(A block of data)
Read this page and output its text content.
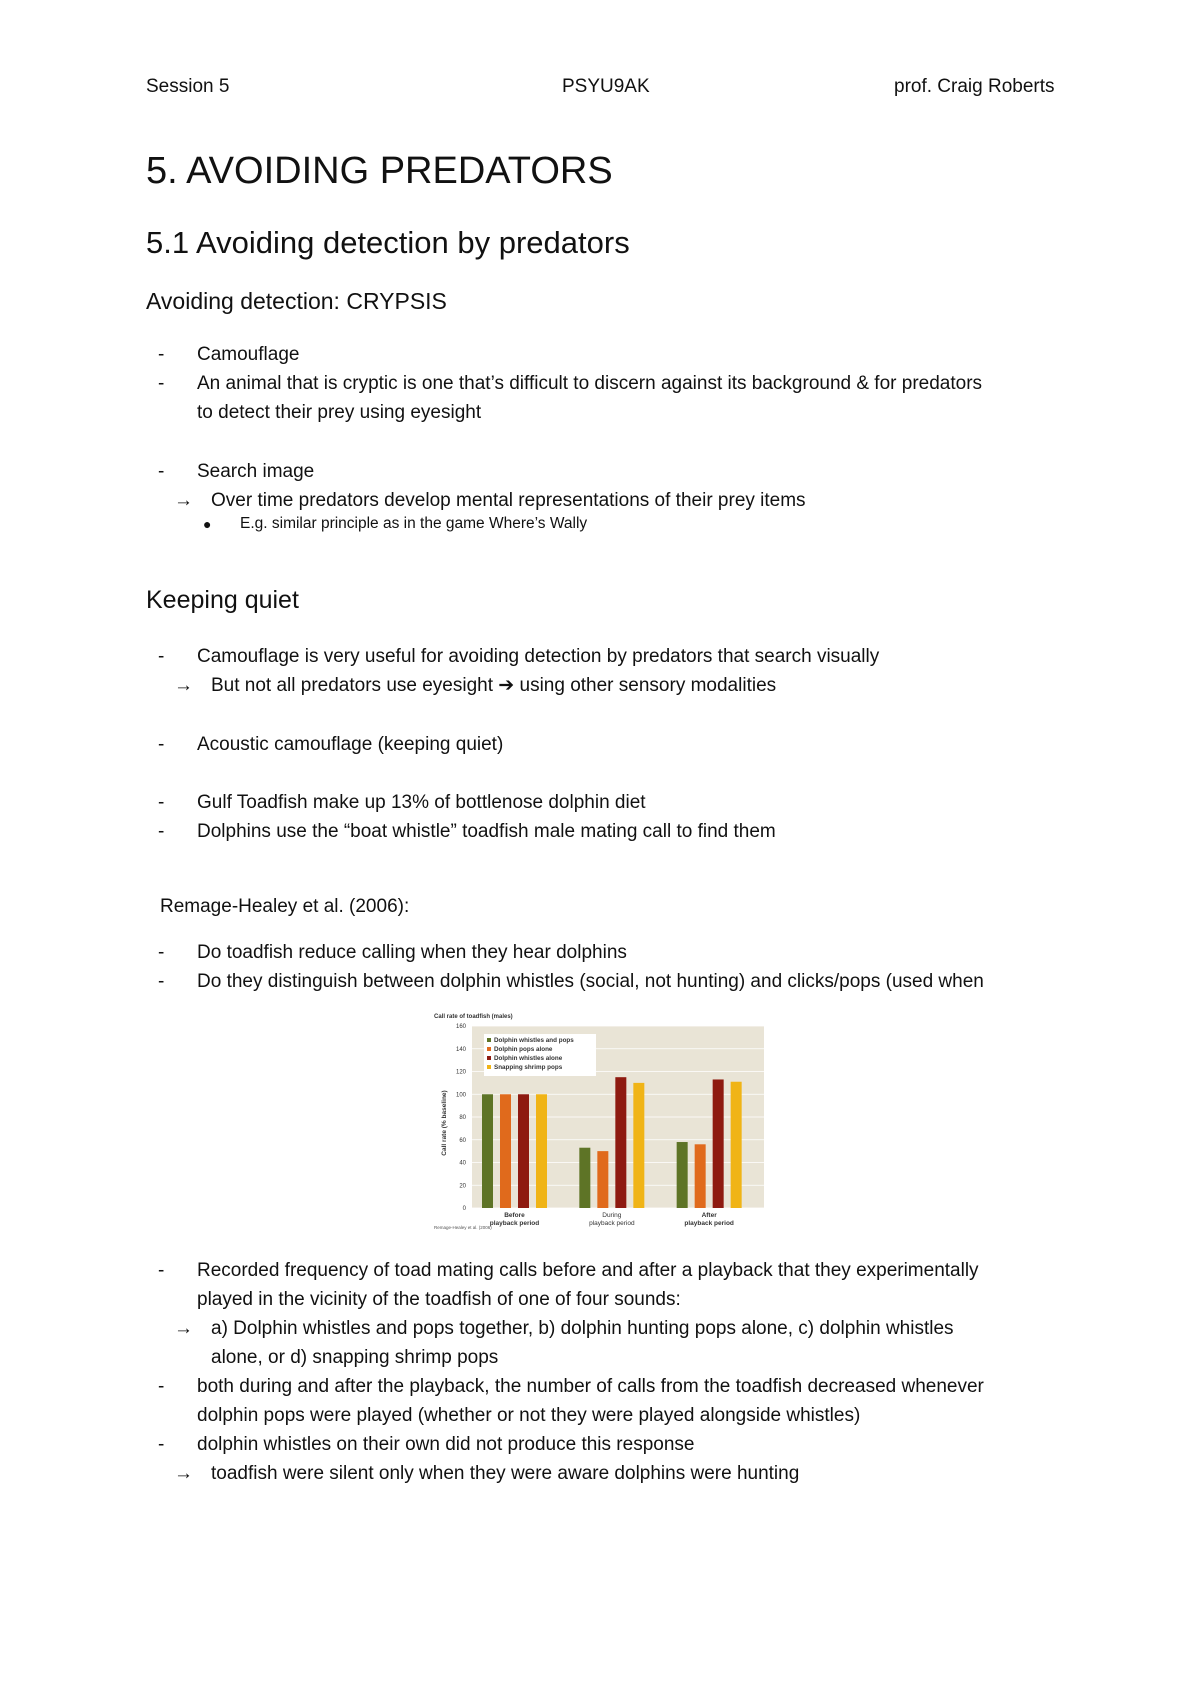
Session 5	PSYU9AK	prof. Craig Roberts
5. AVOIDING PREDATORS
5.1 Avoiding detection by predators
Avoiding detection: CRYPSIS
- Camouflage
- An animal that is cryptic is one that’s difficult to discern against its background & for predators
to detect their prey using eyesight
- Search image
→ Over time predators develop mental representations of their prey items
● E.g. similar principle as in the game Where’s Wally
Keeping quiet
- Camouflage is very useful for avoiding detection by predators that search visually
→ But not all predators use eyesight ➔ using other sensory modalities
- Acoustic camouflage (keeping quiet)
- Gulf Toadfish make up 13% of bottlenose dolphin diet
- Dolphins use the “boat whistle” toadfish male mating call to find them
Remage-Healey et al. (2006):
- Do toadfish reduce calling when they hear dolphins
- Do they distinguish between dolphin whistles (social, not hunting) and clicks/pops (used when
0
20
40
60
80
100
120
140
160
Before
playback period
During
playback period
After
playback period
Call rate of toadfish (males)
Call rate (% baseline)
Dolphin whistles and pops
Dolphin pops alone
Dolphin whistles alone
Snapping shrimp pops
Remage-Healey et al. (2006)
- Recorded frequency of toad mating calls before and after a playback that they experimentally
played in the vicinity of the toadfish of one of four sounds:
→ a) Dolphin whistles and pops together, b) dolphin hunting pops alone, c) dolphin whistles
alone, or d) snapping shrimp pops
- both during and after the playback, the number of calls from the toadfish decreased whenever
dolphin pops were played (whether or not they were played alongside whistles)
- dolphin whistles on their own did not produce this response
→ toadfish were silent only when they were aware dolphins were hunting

---

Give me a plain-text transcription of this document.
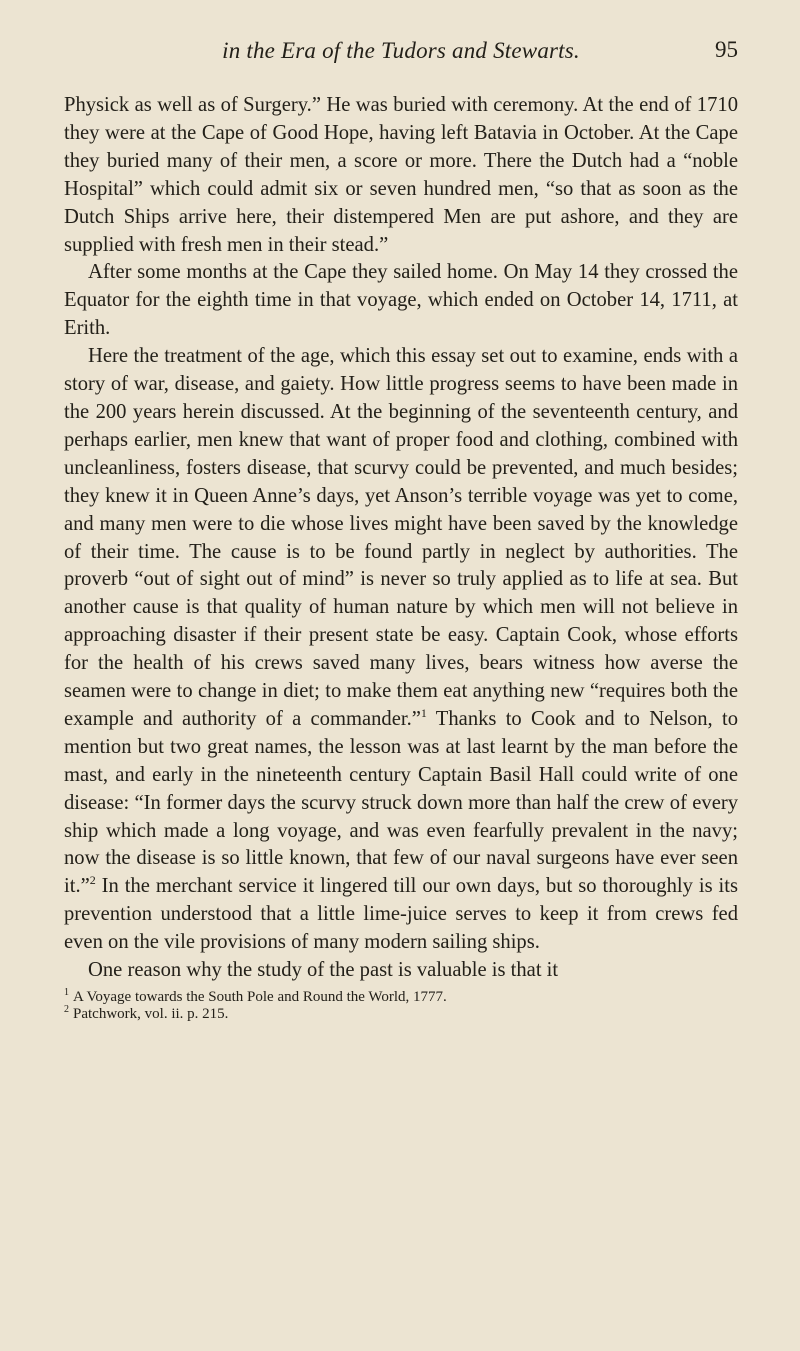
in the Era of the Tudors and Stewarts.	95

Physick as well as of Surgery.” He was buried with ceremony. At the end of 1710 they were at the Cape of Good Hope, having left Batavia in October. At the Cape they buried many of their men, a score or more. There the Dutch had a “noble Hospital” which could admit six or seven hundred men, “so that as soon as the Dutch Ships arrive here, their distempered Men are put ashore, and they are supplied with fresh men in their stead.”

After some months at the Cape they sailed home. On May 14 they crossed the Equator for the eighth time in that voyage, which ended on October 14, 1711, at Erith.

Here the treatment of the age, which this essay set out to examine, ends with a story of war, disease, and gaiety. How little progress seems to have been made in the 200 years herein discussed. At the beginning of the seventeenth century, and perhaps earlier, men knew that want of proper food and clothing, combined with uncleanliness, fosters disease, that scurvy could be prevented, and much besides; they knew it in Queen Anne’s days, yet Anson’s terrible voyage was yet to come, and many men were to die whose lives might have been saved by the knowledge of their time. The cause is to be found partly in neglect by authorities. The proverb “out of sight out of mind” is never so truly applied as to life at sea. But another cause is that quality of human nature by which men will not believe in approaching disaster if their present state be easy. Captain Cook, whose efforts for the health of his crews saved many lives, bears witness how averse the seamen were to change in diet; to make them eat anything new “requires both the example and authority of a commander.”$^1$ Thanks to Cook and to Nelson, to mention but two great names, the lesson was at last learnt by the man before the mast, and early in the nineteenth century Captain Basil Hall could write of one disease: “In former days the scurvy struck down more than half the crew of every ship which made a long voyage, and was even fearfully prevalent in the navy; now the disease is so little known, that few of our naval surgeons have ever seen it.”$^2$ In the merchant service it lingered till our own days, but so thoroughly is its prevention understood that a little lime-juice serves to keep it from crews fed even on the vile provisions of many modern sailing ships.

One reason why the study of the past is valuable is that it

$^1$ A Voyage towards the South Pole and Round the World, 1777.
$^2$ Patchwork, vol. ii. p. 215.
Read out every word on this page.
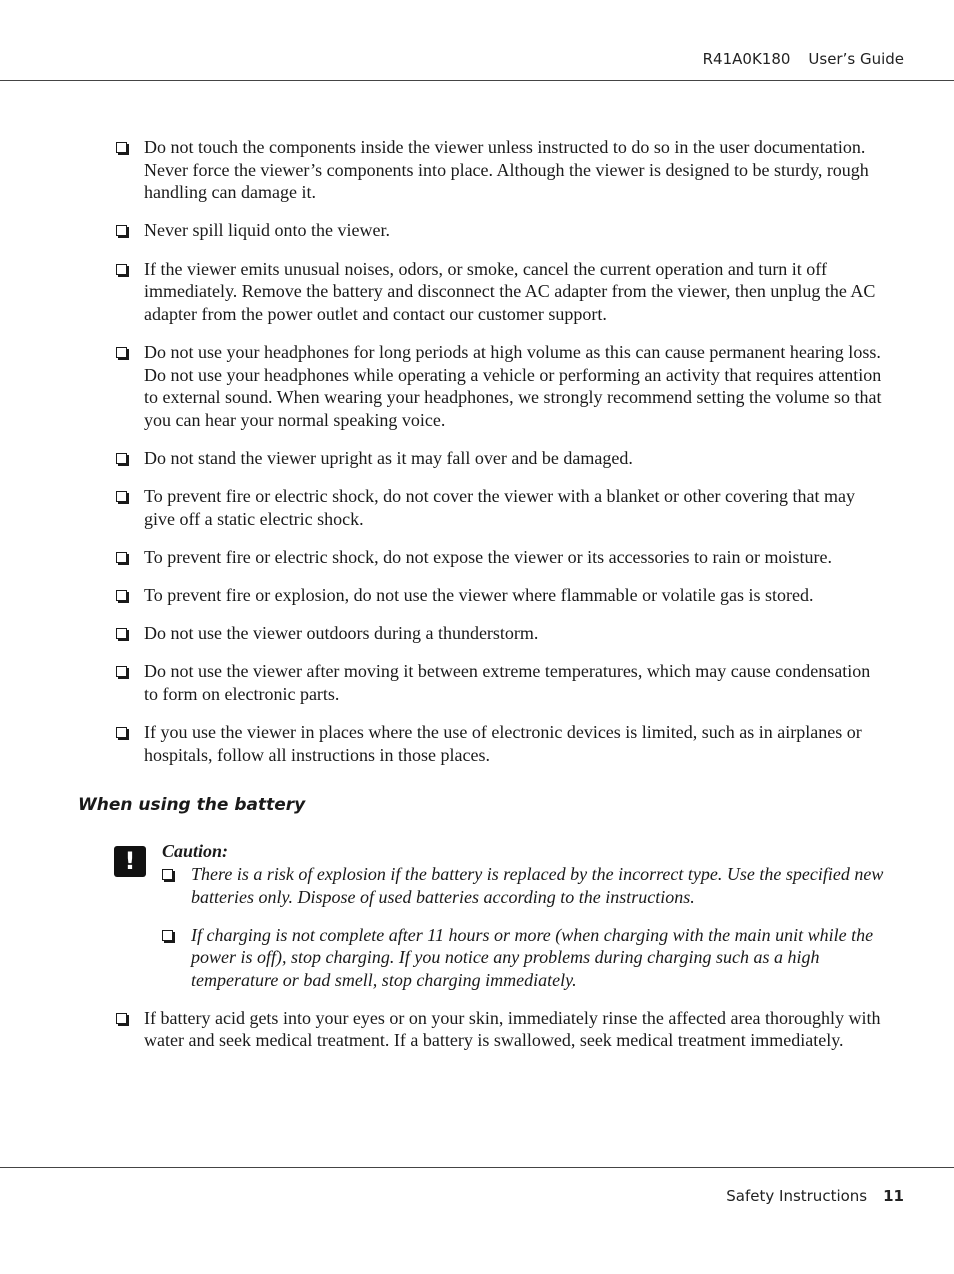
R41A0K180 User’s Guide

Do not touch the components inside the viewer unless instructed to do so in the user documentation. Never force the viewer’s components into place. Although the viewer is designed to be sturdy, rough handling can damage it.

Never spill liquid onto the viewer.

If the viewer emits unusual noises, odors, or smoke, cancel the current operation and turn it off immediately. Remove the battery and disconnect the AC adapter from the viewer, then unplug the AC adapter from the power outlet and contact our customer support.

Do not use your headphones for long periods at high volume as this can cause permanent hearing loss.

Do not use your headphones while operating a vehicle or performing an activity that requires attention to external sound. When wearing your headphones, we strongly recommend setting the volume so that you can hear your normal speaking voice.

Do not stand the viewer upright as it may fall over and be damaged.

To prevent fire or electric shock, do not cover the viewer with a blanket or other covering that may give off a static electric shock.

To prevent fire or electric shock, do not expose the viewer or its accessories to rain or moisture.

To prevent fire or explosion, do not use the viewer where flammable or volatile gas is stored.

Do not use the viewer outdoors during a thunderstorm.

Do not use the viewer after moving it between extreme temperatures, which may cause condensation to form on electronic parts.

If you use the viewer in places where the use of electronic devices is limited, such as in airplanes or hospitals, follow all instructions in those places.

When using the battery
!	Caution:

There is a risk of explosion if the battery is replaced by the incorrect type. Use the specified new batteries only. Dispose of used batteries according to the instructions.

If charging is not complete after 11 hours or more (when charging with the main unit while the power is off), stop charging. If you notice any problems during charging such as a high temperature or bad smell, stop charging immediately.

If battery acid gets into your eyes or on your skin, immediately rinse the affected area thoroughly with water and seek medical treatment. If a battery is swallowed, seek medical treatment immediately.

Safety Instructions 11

YOUR TASK
The required output is the number of lines containing the word "detection", and nothing besides.

EXERCISE ANSWER
3